→ **Data excerpts**:
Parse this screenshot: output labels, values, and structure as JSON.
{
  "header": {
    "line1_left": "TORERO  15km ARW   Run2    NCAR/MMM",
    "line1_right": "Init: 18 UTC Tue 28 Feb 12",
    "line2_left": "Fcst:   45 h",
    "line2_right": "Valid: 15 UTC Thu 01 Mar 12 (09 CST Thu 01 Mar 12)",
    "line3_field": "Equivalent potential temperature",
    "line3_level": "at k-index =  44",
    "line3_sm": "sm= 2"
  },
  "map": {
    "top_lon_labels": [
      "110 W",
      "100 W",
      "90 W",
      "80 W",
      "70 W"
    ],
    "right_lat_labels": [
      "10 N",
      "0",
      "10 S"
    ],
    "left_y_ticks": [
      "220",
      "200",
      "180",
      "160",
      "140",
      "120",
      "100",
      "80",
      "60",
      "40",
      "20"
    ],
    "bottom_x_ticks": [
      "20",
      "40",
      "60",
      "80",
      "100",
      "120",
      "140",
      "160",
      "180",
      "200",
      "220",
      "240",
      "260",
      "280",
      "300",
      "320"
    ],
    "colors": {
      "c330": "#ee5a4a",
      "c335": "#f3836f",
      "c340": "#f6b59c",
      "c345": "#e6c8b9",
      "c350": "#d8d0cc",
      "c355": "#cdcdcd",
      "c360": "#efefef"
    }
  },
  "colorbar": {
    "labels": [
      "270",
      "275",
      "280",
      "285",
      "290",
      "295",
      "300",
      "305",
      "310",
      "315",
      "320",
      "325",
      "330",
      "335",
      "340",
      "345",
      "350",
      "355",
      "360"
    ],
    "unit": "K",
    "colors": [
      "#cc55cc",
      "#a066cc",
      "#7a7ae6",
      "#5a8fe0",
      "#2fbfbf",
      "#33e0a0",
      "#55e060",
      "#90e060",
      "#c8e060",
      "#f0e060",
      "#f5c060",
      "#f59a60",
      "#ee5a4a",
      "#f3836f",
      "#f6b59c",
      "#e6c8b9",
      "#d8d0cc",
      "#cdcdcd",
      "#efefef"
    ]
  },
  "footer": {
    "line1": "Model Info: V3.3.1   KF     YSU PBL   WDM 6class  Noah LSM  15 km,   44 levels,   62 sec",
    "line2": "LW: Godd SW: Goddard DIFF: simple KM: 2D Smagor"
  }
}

→ **Task brief**: Reproduce every record above exactly as it appears.

→ **Task answer**:
Parse this screenshot: output labels, values, and structure as JSON.
{
  "header": {
    "line1_left": "TORERO  15km ARW   Run2    NCAR/MMM",
    "line1_right": "Init: 18 UTC Tue 28 Feb 12",
    "line2_left": "Fcst:   45 h",
    "line2_right": "Valid: 15 UTC Thu 01 Mar 12 (09 CST Thu 01 Mar 12)",
    "line3_field": "Equivalent potential temperature",
    "line3_level": "at k-index =  44",
    "line3_sm": "sm= 2"
  },
  "map": {
    "top_lon_labels": [
      "110 W",
      "100 W",
      "90 W",
      "80 W",
      "70 W"
    ],
    "right_lat_labels": [
      "10 N",
      "0",
      "10 S"
    ],
    "left_y_ticks": [
      "220",
      "200",
      "180",
      "160",
      "140",
      "120",
      "100",
      "80",
      "60",
      "40",
      "20"
    ],
    "bottom_x_ticks": [
      "20",
      "40",
      "60",
      "80",
      "100",
      "120",
      "140",
      "160",
      "180",
      "200",
      "220",
      "240",
      "260",
      "280",
      "300",
      "320"
    ],
    "colors": {
      "c330": "#ee5a4a",
      "c335": "#f3836f",
      "c340": "#f6b59c",
      "c345": "#e6c8b9",
      "c350": "#d8d0cc",
      "c355": "#cdcdcd",
      "c360": "#efefef"
    }
  },
  "colorbar": {
    "labels": [
      "270",
      "275",
      "280",
      "285",
      "290",
      "295",
      "300",
      "305",
      "310",
      "315",
      "320",
      "325",
      "330",
      "335",
      "340",
      "345",
      "350",
      "355",
      "360"
    ],
    "unit": "K",
    "colors": [
      "#cc55cc",
      "#a066cc",
      "#7a7ae6",
      "#5a8fe0",
      "#2fbfbf",
      "#33e0a0",
      "#55e060",
      "#90e060",
      "#c8e060",
      "#f0e060",
      "#f5c060",
      "#f59a60",
      "#ee5a4a",
      "#f3836f",
      "#f6b59c",
      "#e6c8b9",
      "#d8d0cc",
      "#cdcdcd",
      "#efefef"
    ]
  },
  "footer": {
    "line1": "Model Info: V3.3.1   KF     YSU PBL   WDM 6class  Noah LSM  15 km,   44 levels,   62 sec",
    "line2": "LW: Godd SW: Goddard DIFF: simple KM: 2D Smagor"
  }
}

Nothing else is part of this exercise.